Information shown >>
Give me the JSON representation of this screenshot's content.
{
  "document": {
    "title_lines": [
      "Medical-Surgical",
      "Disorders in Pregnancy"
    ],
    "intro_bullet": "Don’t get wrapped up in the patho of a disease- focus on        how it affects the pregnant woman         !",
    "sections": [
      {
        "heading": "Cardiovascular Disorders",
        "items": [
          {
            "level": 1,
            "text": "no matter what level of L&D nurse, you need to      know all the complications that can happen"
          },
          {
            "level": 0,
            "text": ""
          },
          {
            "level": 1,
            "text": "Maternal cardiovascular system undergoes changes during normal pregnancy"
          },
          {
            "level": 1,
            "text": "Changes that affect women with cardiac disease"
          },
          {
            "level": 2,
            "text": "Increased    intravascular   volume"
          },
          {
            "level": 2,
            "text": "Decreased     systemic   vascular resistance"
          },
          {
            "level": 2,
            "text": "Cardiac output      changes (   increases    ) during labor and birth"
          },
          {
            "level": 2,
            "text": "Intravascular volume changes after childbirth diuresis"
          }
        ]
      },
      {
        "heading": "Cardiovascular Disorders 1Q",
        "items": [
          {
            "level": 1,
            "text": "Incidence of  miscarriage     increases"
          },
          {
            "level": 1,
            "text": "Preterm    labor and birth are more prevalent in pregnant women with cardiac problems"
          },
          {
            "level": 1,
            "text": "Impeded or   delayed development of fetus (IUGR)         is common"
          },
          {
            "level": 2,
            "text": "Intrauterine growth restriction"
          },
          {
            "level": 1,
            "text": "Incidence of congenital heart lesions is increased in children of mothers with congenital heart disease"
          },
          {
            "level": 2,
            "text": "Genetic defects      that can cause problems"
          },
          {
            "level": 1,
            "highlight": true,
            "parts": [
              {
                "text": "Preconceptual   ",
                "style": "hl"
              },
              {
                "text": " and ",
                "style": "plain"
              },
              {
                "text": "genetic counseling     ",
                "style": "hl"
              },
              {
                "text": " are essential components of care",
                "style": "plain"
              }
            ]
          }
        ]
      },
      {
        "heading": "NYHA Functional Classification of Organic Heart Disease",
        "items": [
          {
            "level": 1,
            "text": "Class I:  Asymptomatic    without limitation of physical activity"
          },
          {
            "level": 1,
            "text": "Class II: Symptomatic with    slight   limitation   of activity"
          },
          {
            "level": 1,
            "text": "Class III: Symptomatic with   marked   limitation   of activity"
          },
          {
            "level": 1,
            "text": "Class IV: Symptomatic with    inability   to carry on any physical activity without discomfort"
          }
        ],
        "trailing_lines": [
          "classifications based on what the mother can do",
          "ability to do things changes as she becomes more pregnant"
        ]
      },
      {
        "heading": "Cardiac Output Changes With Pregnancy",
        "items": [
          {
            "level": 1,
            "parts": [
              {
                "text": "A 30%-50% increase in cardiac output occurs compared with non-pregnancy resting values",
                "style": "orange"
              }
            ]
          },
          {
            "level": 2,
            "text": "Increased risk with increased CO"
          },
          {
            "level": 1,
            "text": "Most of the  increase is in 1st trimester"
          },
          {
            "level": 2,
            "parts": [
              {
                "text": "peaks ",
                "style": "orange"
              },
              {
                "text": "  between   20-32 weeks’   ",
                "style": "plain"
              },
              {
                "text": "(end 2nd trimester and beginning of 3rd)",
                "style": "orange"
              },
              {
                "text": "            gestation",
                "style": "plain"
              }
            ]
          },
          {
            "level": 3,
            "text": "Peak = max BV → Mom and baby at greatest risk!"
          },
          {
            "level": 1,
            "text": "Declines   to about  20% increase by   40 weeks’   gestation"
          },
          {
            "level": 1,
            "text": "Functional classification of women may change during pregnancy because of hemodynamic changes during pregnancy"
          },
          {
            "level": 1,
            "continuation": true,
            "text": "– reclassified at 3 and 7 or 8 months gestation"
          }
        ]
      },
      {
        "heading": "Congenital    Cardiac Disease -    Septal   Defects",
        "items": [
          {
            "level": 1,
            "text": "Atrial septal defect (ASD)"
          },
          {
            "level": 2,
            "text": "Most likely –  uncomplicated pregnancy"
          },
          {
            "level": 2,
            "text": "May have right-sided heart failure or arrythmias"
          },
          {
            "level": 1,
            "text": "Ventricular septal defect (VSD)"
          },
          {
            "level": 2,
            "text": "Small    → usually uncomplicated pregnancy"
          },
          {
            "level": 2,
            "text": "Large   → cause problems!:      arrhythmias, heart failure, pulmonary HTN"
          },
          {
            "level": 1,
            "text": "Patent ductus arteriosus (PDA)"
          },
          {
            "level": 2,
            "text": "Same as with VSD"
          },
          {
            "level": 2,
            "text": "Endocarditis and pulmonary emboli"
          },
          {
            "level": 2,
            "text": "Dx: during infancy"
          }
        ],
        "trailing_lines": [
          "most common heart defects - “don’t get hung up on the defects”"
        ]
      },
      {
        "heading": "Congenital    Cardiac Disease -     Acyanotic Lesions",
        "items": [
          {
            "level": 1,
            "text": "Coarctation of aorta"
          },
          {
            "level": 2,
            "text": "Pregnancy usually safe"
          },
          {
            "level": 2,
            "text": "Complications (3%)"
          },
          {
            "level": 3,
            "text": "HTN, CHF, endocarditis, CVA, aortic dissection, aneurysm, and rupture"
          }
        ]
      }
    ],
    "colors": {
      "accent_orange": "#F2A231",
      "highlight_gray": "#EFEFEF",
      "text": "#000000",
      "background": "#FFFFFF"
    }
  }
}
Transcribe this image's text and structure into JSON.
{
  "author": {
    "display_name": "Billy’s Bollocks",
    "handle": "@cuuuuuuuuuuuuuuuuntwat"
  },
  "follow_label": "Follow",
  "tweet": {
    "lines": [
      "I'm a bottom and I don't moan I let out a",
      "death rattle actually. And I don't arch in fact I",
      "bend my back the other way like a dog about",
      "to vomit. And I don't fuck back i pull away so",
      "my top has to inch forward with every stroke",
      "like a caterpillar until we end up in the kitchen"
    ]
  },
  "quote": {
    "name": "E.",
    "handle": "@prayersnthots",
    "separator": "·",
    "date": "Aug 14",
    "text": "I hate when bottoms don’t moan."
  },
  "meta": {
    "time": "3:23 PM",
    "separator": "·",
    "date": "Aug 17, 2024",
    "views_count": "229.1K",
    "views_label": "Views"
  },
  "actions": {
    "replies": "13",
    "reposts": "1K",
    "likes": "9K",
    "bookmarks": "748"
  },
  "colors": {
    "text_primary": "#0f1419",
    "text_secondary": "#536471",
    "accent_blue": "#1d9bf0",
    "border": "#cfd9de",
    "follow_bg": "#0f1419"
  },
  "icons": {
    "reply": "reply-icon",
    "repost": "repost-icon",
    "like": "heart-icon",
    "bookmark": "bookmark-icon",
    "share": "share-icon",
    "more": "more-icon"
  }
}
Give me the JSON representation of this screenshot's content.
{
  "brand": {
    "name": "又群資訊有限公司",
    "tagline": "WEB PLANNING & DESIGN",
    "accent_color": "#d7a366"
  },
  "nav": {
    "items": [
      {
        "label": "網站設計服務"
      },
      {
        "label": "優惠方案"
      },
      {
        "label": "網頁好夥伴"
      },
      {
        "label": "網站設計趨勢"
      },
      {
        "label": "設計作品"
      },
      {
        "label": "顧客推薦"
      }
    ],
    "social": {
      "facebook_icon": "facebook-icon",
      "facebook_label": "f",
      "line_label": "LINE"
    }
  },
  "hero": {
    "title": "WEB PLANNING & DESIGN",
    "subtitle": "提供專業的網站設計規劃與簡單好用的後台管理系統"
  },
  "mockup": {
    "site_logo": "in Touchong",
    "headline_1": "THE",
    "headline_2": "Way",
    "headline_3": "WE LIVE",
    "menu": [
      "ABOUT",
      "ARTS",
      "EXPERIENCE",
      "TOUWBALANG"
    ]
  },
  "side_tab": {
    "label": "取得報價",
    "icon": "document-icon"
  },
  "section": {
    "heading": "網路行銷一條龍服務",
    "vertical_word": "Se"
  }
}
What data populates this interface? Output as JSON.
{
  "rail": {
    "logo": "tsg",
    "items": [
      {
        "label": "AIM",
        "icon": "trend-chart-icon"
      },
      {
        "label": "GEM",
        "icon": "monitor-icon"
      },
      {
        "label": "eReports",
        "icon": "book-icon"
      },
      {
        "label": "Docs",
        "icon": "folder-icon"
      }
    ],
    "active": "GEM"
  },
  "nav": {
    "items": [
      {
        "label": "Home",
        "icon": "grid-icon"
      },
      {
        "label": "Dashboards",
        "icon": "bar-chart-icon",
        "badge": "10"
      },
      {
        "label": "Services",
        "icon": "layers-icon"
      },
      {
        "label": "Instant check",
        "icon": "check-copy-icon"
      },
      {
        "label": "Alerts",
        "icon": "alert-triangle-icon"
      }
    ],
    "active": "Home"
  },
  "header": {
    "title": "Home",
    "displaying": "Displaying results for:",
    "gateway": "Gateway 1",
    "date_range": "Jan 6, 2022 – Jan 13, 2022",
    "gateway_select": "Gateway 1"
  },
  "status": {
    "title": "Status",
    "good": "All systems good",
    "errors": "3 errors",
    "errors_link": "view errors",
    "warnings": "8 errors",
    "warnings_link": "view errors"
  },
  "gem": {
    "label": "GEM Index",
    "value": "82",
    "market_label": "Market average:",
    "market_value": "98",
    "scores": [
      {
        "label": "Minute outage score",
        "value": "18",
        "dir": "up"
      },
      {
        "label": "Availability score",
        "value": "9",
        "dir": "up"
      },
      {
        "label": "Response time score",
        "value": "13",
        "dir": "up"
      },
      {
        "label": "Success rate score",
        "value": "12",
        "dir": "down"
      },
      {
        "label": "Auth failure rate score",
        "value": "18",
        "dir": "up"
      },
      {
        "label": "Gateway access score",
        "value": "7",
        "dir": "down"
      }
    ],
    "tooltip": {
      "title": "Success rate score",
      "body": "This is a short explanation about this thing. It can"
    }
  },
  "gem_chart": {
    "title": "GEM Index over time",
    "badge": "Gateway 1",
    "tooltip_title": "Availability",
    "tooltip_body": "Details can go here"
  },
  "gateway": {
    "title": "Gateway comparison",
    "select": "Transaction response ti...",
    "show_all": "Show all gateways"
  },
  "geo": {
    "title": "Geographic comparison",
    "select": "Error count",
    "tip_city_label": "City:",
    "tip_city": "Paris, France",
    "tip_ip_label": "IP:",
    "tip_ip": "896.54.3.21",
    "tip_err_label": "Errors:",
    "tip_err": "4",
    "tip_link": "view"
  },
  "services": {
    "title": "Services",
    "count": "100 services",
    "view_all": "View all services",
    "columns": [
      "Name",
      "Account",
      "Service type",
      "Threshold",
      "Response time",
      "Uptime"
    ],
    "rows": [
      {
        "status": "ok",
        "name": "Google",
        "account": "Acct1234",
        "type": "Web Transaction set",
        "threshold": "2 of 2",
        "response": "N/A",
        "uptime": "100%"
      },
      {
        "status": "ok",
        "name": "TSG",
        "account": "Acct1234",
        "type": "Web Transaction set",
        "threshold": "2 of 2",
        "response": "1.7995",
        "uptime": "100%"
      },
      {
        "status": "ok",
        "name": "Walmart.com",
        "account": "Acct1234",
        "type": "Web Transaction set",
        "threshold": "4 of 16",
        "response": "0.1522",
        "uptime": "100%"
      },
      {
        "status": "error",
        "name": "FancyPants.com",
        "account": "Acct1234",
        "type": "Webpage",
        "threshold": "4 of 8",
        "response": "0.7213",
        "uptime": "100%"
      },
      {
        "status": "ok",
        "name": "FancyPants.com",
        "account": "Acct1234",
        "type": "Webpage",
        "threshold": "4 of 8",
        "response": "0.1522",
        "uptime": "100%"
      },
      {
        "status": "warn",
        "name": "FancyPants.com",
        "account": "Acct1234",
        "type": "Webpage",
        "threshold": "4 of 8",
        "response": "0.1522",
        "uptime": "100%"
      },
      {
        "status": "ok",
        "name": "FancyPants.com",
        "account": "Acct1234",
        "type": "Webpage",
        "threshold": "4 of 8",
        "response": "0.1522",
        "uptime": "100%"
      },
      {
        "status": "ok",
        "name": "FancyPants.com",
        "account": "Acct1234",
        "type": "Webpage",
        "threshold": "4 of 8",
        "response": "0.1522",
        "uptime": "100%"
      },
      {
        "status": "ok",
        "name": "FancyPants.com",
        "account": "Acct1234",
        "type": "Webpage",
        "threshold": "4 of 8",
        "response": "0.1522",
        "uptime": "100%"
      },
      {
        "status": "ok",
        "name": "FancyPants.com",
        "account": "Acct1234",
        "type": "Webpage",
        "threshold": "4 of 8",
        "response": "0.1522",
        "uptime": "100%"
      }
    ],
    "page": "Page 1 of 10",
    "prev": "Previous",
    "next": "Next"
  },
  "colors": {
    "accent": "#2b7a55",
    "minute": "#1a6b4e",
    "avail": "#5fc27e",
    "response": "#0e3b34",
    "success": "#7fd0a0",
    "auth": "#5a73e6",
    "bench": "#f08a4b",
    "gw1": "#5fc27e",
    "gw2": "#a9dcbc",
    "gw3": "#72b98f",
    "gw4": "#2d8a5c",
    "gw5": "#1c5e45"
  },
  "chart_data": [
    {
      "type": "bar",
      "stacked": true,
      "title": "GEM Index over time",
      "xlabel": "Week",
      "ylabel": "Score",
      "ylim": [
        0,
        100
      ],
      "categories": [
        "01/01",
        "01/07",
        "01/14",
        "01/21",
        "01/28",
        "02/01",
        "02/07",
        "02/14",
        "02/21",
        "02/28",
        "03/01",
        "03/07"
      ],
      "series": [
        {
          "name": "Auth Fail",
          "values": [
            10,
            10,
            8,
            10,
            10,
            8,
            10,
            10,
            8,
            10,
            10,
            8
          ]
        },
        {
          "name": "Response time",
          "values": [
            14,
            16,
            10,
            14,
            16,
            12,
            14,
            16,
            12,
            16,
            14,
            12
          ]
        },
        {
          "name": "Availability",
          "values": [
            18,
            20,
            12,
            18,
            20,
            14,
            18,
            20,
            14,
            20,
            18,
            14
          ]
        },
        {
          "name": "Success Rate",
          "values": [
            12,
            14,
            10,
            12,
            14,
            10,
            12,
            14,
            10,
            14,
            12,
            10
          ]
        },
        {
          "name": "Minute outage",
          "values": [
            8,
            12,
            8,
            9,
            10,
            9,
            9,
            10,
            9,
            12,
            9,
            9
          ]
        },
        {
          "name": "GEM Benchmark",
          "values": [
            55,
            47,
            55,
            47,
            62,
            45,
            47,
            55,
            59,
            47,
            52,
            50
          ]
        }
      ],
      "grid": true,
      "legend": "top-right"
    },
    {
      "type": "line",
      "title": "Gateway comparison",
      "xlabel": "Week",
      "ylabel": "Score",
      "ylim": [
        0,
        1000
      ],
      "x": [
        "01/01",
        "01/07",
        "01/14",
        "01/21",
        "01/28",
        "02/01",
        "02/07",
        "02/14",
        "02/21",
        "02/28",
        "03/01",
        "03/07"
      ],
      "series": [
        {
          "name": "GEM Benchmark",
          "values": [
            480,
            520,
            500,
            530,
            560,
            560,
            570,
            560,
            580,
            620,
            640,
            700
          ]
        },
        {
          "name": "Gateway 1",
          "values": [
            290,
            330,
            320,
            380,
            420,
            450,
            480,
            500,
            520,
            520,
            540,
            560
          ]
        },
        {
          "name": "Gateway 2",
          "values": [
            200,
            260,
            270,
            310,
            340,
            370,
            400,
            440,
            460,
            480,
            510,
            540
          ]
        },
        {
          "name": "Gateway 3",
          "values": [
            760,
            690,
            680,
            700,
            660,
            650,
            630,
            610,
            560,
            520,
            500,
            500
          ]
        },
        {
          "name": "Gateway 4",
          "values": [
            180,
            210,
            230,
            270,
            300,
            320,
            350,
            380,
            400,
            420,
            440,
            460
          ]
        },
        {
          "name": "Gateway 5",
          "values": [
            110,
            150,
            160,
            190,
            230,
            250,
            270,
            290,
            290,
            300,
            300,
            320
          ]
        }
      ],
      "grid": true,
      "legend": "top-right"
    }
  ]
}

Given task >> Take every line that includes the string "problems" and copy it.

Exercise response >>
            "text": "Preterm    labor and birth are more prevalent in pregnant women with cardiac problems"
            "text": "Genetic defects      that can cause problems"
            "text": "Large   → cause problems!:      arrhythmias, heart failure, pulmonary HTN"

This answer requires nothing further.